* **Given instruction**
Below are some records. Say in a single number how many of their lines include the word "content".

* **Rows**

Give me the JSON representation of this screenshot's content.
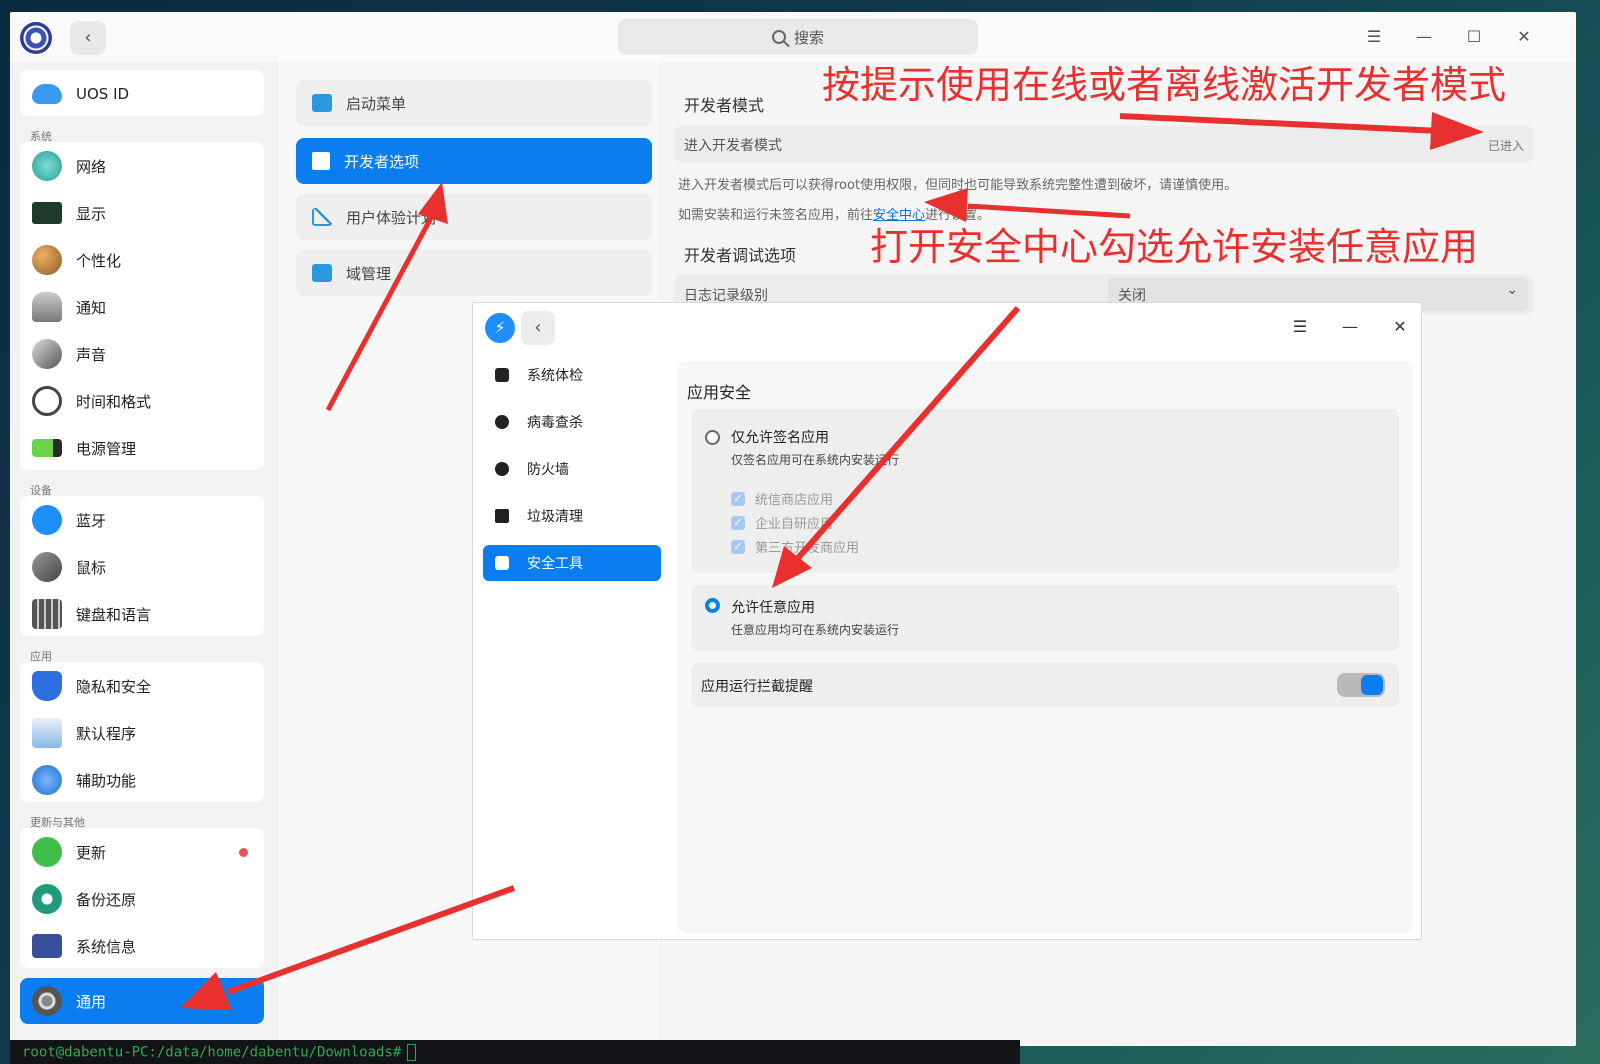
{
  "titlebar": {
    "back_label": "‹",
    "search_placeholder": "搜索"
  },
  "sidebar": {
    "top_item": "UOS ID",
    "sections": {
      "system": "系统",
      "device": "设备",
      "apps": "应用",
      "updates": "更新与其他"
    },
    "items": [
      "网络",
      "显示",
      "个性化",
      "通知",
      "声音",
      "时间和格式",
      "电源管理",
      "蓝牙",
      "鼠标",
      "键盘和语言",
      "隐私和安全",
      "默认程序",
      "辅助功能",
      "更新",
      "备份还原",
      "系统信息",
      "通用"
    ],
    "active": "通用"
  },
  "middle": {
    "items": [
      "启动菜单",
      "开发者选项",
      "用户体验计划",
      "域管理"
    ],
    "active": "开发者选项"
  },
  "content": {
    "dev_mode_title": "开发者模式",
    "enter_label": "进入开发者模式",
    "enter_status": "已进入",
    "hint1": "进入开发者模式后可以获得root使用权限，但同时也可能导致系统完整性遭到破坏，请谨慎使用。",
    "hint2_prefix": "如需安装和运行未签名应用，前往",
    "hint2_link": "安全中心",
    "hint2_suffix": "进行设置。",
    "debug_title": "开发者调试选项",
    "log_label": "日志记录级别",
    "log_value": "关闭"
  },
  "dialog": {
    "side_items": [
      "系统体检",
      "病毒查杀",
      "防火墙",
      "垃圾清理",
      "安全工具"
    ],
    "active": "安全工具",
    "title": "应用安全",
    "opt_signed_title": "仅允许签名应用",
    "opt_signed_sub": "仅签名应用可在系统内安装运行",
    "checkboxes": [
      "统信商店应用",
      "企业自研应用",
      "第三方开发商应用"
    ],
    "opt_any_title": "允许任意应用",
    "opt_any_sub": "任意应用均可在系统内安装运行",
    "intercept_label": "应用运行拦截提醒",
    "intercept_on": true
  },
  "annotations": {
    "top": "按提示使用在线或者离线激活开发者模式",
    "middle": "打开安全中心勾选允许安装任意应用"
  },
  "terminal": {
    "prompt": "root@dabentu-PC:/data/home/dabentu/Downloads#"
  },
  "colors": {
    "accent": "#0a7ef0",
    "annotation": "#e8312f"
  }
}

* **Full answer**
2